* _Short exercise_
Sift the material for lines containing "YEŞİLYURT", and return them.

»»

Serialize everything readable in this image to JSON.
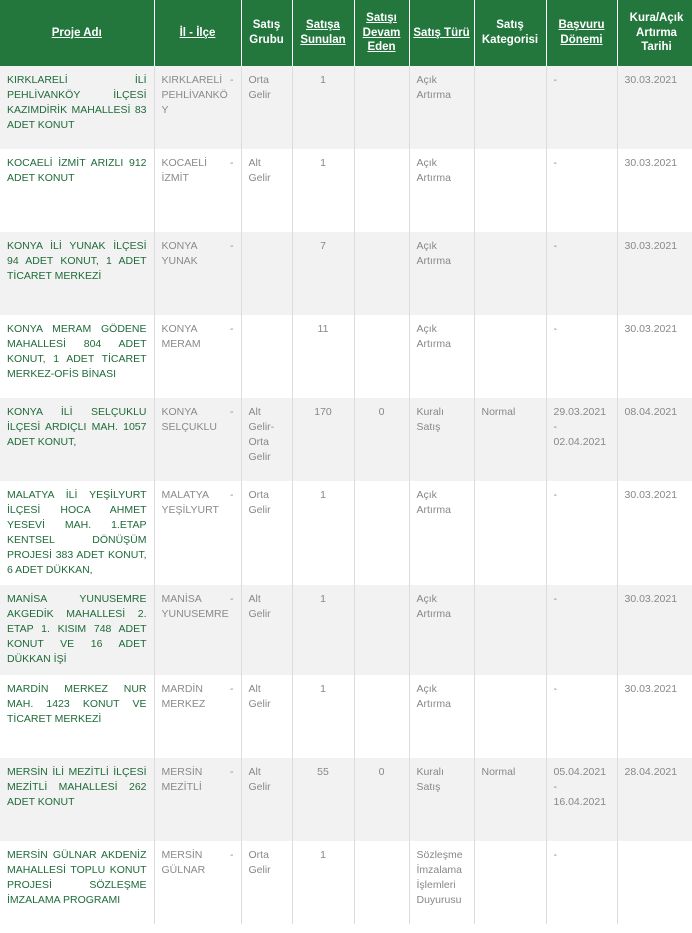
{
  "headers": {
    "proje_adi": "Proje Adı",
    "il_ilce": "İl - İlçe",
    "satis_grubu": "Satış Grubu",
    "satisa_sunulan": "Satışa Sunulan",
    "satisi_devam_eden": "Satışı Devam Eden",
    "satis_turu": "Satış Türü",
    "satis_kategorisi": "Satış Kategorisi",
    "basvuru_donemi": "Başvuru Dönemi",
    "kura_tarihi": "Kura/Açık Artırma Tarihi"
  },
  "rows": [
    {
      "proje": "KIRKLARELİ İLİ PEHLİVANKÖY İLÇESİ KAZIMDİRİK MAHALLESİ 83 ADET KONUT",
      "il": "KIRKLARELİ",
      "ilce": "PEHLİVANKÖY",
      "il_sep": "-",
      "grup": "Orta Gelir",
      "sunulan": "1",
      "devam": "",
      "tur": "Açık Artırma",
      "kategori": "",
      "basvuru": "-",
      "tarih": "30.03.2021"
    },
    {
      "proje": "KOCAELİ İZMİT ARIZLI 912 ADET KONUT",
      "il": "KOCAELİ",
      "ilce": "İZMİT",
      "il_sep": "-",
      "grup": "Alt Gelir",
      "sunulan": "1",
      "devam": "",
      "tur": "Açık Artırma",
      "kategori": "",
      "basvuru": "-",
      "tarih": "30.03.2021"
    },
    {
      "proje": "KONYA İLİ YUNAK İLÇESİ 94 ADET KONUT, 1 ADET TİCARET MERKEZİ",
      "il": "KONYA",
      "ilce": "YUNAK",
      "il_sep": "-",
      "grup": "",
      "sunulan": "7",
      "devam": "",
      "tur": "Açık Artırma",
      "kategori": "",
      "basvuru": "-",
      "tarih": "30.03.2021"
    },
    {
      "proje": "KONYA MERAM GÖDENE MAHALLESİ 804 ADET KONUT, 1 ADET TİCARET MERKEZ-OFİS BİNASI",
      "il": "KONYA",
      "ilce": "MERAM",
      "il_sep": "-",
      "grup": "",
      "sunulan": "11",
      "devam": "",
      "tur": "Açık Artırma",
      "kategori": "",
      "basvuru": "-",
      "tarih": "30.03.2021"
    },
    {
      "proje": "KONYA İLİ SELÇUKLU İLÇESİ ARDIÇLI MAH. 1057 ADET KONUT,",
      "il": "KONYA",
      "ilce": "SELÇUKLU",
      "il_sep": "-",
      "grup": "Alt Gelir-Orta Gelir",
      "sunulan": "170",
      "devam": "0",
      "tur": "Kuralı Satış",
      "kategori": "Normal",
      "basvuru": "29.03.2021 - 02.04.2021",
      "tarih": "08.04.2021"
    },
    {
      "proje": "MALATYA İLİ YEŞİLYURT İLÇESİ HOCA AHMET YESEVİ MAH. 1.ETAP KENTSEL DÖNÜŞÜM PROJESİ 383 ADET KONUT, 6 ADET DÜKKAN,",
      "il": "MALATYA",
      "ilce": "YEŞİLYURT",
      "il_sep": "-",
      "grup": "Orta Gelir",
      "sunulan": "1",
      "devam": "",
      "tur": "Açık Artırma",
      "kategori": "",
      "basvuru": "-",
      "tarih": "30.03.2021"
    },
    {
      "proje": "MANİSA YUNUSEMRE AKGEDİK MAHALLESİ 2. ETAP 1. KISIM 748 ADET KONUT VE 16 ADET DÜKKAN İŞİ",
      "il": "MANİSA",
      "ilce": "YUNUSEMRE",
      "il_sep": "-",
      "grup": "Alt Gelir",
      "sunulan": "1",
      "devam": "",
      "tur": "Açık Artırma",
      "kategori": "",
      "basvuru": "-",
      "tarih": "30.03.2021"
    },
    {
      "proje": "MARDİN MERKEZ NUR MAH. 1423 KONUT VE TİCARET MERKEZİ",
      "il": "MARDİN",
      "ilce": "MERKEZ",
      "il_sep": "-",
      "grup": "Alt Gelir",
      "sunulan": "1",
      "devam": "",
      "tur": "Açık Artırma",
      "kategori": "",
      "basvuru": "-",
      "tarih": "30.03.2021"
    },
    {
      "proje": "MERSİN İLİ MEZİTLİ İLÇESİ MEZİTLİ MAHALLESİ 262 ADET KONUT",
      "il": "MERSİN",
      "ilce": "MEZİTLİ",
      "il_sep": "-",
      "grup": "Alt Gelir",
      "sunulan": "55",
      "devam": "0",
      "tur": "Kuralı Satış",
      "kategori": "Normal",
      "basvuru": "05.04.2021 - 16.04.2021",
      "tarih": "28.04.2021"
    },
    {
      "proje": "MERSİN GÜLNAR AKDENİZ MAHALLESİ TOPLU KONUT PROJESİ SÖZLEŞME İMZALAMA PROGRAMI",
      "il": "MERSİN",
      "ilce": "GÜLNAR",
      "il_sep": "-",
      "grup": "Orta Gelir",
      "sunulan": "1",
      "devam": "",
      "tur": "Sözleşme İmzalama İşlemleri Duyurusu",
      "kategori": "",
      "basvuru": "-",
      "tarih": ""
    }
  ]
}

««

* _Written solution_
      "proje": "MALATYA İLİ YEŞİLYURT İLÇESİ HOCA AHMET YESEVİ MAH. 1.ETAP KENTSEL DÖNÜŞÜM PROJESİ 383 ADET KONUT, 6 ADET DÜKKAN,",
      "ilce": "YEŞİLYURT",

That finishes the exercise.